(Items listed in a dataset)
>> Begin
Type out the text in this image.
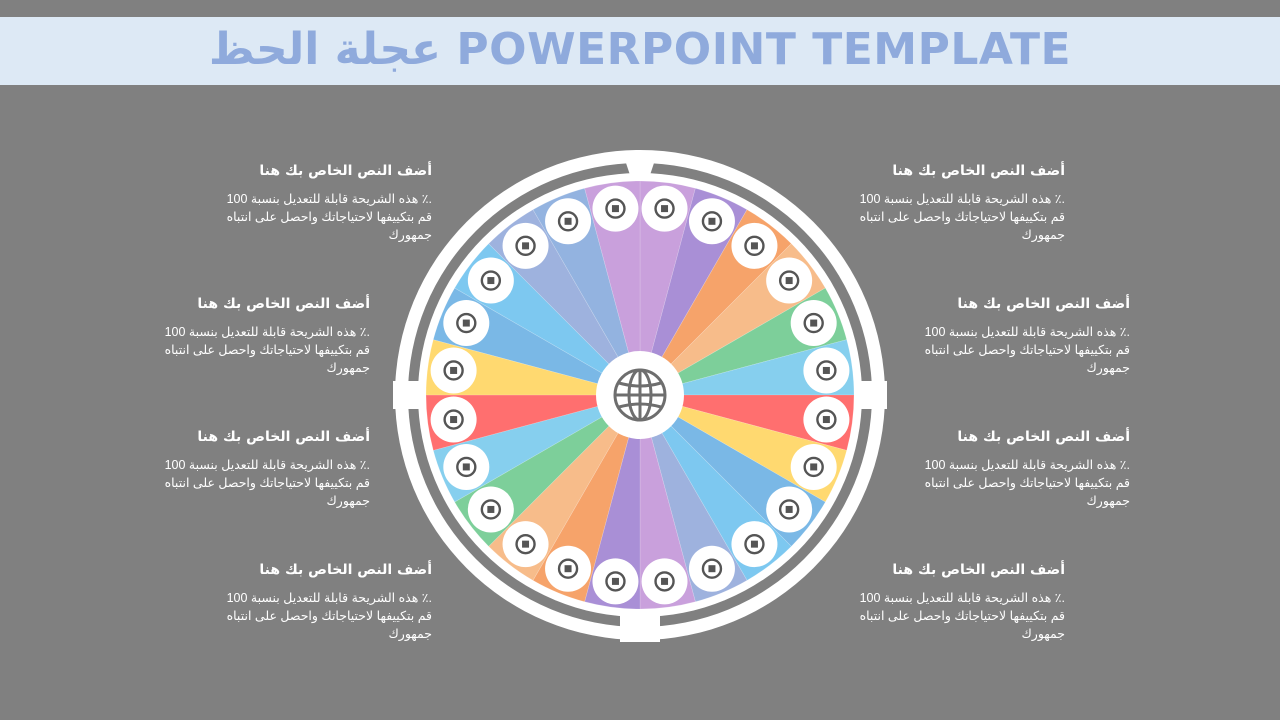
عجلة الحظ POWERPOINT TEMPLATE
أضف النص الخاص بك هنا
هذه الشريحة قابلة للتعديل بنسبة 100 ٪.
قم بتكييفها لاحتياجاتك واحصل على انتباه
جمهورك
أضف النص الخاص بك هنا
هذه الشريحة قابلة للتعديل بنسبة 100 ٪.
قم بتكييفها لاحتياجاتك واحصل على انتباه
جمهورك
أضف النص الخاص بك هنا
هذه الشريحة قابلة للتعديل بنسبة 100 ٪.
قم بتكييفها لاحتياجاتك واحصل على انتباه
جمهورك
أضف النص الخاص بك هنا
هذه الشريحة قابلة للتعديل بنسبة 100 ٪.
قم بتكييفها لاحتياجاتك واحصل على انتباه
جمهورك
أضف النص الخاص بك هنا
هذه الشريحة قابلة للتعديل بنسبة 100 ٪.
قم بتكييفها لاحتياجاتك واحصل على انتباه
جمهورك
أضف النص الخاص بك هنا
هذه الشريحة قابلة للتعديل بنسبة 100 ٪.
قم بتكييفها لاحتياجاتك واحصل على انتباه
جمهورك
أضف النص الخاص بك هنا
هذه الشريحة قابلة للتعديل بنسبة 100 ٪.
قم بتكييفها لاحتياجاتك واحصل على انتباه
جمهورك
أضف النص الخاص بك هنا
هذه الشريحة قابلة للتعديل بنسبة 100 ٪.
قم بتكييفها لاحتياجاتك واحصل على انتباه
جمهورك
>> End
Directions:
All records above are to be printed exactly, minus the pictures they contain.

Expected answer:
Type out the text in this image.
عجلة الحظ POWERPOINT TEMPLATE
أضف النص الخاص بك هنا
هذه الشريحة قابلة للتعديل بنسبة 100 ٪.
قم بتكييفها لاحتياجاتك واحصل على انتباه
جمهورك
أضف النص الخاص بك هنا
هذه الشريحة قابلة للتعديل بنسبة 100 ٪.
قم بتكييفها لاحتياجاتك واحصل على انتباه
جمهورك
أضف النص الخاص بك هنا
هذه الشريحة قابلة للتعديل بنسبة 100 ٪.
قم بتكييفها لاحتياجاتك واحصل على انتباه
جمهورك
أضف النص الخاص بك هنا
هذه الشريحة قابلة للتعديل بنسبة 100 ٪.
قم بتكييفها لاحتياجاتك واحصل على انتباه
جمهورك
أضف النص الخاص بك هنا
هذه الشريحة قابلة للتعديل بنسبة 100 ٪.
قم بتكييفها لاحتياجاتك واحصل على انتباه
جمهورك
أضف النص الخاص بك هنا
هذه الشريحة قابلة للتعديل بنسبة 100 ٪.
قم بتكييفها لاحتياجاتك واحصل على انتباه
جمهورك
أضف النص الخاص بك هنا
هذه الشريحة قابلة للتعديل بنسبة 100 ٪.
قم بتكييفها لاحتياجاتك واحصل على انتباه
جمهورك
أضف النص الخاص بك هنا
هذه الشريحة قابلة للتعديل بنسبة 100 ٪.
قم بتكييفها لاحتياجاتك واحصل على انتباه
جمهورك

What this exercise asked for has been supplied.